» **LIST OF TASKS**:
1) According to the filing footnotes, what percentage of MSPEA Holdings does MS LP hold?
2) Reproduce the section of the filing footnotes that opens with "(2) (cont'd from" and closes with "(January 12, 1998).", switching "Preferred Shares" to "Series A Shares" throughout.

» **PROVIDED PASSAGE**:
%%

(2) (cont'd from FN1) MS LLC is the general partner of both MS LP and MS Employee. MS LP holds 92.13% of MSPEA Holdings and MS Employee holds 7.87% of MSPEA Holdings. MSPEA Holdings owns 100% of MSPEA. MSPEA is the record holder of 5,681,818 shares of Series A Convertible Preferred Stock, par value $0.001 per share (the "Preferred Shares"). MS Parent may be deemed to beneficially own the Preferred Shares beneficially owned by operating units (collectively, the "MS Reporting Units") of MS Parent, its subsidiaries and affiliates (collectively, "MS"). This filing does not reflect securities, if any, beneficially owned by any operating units of MS whose ownership of securities is disaggregated from that of the MS Reporting Units in accordance with the Securities and Exchange Commission Release No. 34-39538 (January 12, 1998).
(3) (cont'd from FN2) Neither the filing of this Form 4 nor any of its contents shall be deemed to constitute an admission by any Reporting Person that it is the beneficial owner of any such Preferred Shares for purposes of Section 16 of the Securities Exchange Act of 1934, or for any other purpose, and each of the Reporting Persons expressly disclaims the beneficial ownership thereof except to the extent of its pecuniary interest therein, if any. MSPEA has affirmed the appointment of its nominee to the Issuer's board of directors, Mr. Homer Sun, who became one of the Issuer's directors on June 9, 2011. By virtue of Mr. Homer Sun being one of the Issuer's directors, each of the Reporting Persons is a director by deputization.

%%

Stored data entries:
%%

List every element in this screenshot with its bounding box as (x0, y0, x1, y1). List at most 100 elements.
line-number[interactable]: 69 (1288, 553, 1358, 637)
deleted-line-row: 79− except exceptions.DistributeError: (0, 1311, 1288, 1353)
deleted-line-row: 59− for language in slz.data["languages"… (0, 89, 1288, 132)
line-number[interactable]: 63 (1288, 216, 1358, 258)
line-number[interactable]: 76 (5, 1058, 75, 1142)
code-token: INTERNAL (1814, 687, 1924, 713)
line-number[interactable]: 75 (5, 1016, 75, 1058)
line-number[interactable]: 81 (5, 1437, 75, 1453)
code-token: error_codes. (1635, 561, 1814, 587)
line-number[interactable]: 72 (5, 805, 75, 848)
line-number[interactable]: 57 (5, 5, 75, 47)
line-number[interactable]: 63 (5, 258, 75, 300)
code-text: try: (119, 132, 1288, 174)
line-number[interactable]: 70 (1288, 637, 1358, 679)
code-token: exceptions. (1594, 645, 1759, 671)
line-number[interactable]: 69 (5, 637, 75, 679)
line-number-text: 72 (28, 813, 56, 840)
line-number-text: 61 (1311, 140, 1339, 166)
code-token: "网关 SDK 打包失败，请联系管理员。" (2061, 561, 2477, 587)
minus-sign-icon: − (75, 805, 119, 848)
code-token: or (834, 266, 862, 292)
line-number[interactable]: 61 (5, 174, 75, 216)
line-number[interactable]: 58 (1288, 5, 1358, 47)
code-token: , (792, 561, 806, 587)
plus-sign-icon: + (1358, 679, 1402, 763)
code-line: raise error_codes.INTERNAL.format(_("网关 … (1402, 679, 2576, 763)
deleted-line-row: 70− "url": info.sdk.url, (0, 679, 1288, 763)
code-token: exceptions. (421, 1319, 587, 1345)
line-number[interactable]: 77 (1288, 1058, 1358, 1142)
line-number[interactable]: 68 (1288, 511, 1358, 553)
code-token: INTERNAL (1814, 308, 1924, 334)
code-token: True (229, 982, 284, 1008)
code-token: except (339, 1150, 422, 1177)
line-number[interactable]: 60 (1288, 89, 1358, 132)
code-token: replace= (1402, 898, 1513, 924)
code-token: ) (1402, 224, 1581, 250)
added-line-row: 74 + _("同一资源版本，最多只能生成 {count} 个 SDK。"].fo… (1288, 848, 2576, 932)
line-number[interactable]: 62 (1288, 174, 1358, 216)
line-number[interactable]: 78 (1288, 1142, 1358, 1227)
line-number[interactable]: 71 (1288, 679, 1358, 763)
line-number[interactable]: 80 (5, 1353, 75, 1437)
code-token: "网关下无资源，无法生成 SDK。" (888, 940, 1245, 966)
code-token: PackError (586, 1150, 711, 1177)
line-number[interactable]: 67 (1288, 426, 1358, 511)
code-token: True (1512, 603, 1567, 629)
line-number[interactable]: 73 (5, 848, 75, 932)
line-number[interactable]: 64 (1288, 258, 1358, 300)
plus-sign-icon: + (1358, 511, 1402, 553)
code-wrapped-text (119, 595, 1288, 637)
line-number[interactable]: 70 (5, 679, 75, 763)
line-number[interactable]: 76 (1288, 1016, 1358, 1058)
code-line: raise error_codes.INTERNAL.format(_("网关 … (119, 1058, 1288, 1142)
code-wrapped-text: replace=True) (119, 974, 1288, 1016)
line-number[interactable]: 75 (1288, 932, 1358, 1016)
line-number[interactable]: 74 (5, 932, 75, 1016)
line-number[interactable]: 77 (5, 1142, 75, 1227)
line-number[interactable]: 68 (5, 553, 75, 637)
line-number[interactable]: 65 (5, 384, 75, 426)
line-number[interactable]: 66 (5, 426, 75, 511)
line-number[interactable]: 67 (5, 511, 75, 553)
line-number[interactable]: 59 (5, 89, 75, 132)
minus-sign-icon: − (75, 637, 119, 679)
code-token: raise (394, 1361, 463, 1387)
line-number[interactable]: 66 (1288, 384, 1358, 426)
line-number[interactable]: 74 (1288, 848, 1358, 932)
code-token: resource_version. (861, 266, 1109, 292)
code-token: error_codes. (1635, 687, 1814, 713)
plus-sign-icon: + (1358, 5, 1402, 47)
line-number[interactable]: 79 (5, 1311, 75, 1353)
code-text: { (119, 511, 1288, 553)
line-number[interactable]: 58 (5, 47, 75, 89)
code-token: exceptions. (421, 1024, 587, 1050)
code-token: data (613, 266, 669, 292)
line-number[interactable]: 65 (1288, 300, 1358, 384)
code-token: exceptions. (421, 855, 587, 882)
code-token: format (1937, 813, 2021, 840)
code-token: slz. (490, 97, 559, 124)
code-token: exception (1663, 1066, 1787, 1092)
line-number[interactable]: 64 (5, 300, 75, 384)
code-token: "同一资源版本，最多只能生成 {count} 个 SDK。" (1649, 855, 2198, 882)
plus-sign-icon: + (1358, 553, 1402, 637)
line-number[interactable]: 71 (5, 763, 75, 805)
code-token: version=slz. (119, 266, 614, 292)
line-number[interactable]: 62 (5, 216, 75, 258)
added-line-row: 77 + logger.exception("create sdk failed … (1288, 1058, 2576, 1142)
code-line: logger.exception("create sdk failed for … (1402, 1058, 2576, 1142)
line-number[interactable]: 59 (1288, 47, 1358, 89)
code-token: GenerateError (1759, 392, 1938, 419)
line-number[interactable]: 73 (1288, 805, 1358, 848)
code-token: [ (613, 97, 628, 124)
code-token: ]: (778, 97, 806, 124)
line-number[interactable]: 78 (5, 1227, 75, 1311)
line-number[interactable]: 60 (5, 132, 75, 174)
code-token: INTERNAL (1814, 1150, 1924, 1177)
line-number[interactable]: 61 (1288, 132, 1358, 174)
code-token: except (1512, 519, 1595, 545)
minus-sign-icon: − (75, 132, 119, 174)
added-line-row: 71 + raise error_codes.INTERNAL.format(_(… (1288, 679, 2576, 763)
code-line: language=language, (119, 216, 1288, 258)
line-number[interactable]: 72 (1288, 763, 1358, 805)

%%

» **ANSWER LIST**:
1) 92.13%

2)
(2) (cont'd from FN1) MS LLC is the general partner of both MS LP and MS Employee. MS LP holds 92.13% of MSPEA Holdings and MS Employee holds 7.87% of MSPEA Holdings. MSPEA Holdings owns 100% of MSPEA. MSPEA is the record holder of 5,681,818 shares of Series A Convertible Preferred Stock, par value $0.001 per share (the "Series A Shares"). MS Parent may be deemed to beneficially own the Series A Shares beneficially owned by operating units (collectively, the "MS Reporting Units") of MS Parent, its subsidiaries and affiliates (collectively, "MS"). This filing does not reflect securities, if any, beneficially owned by any operating units of MS whose ownership of securities is disaggregated from that of the MS Reporting Units in accordance with the Securities and Exchange Commission Release No. 34-39538 (January 12, 1998).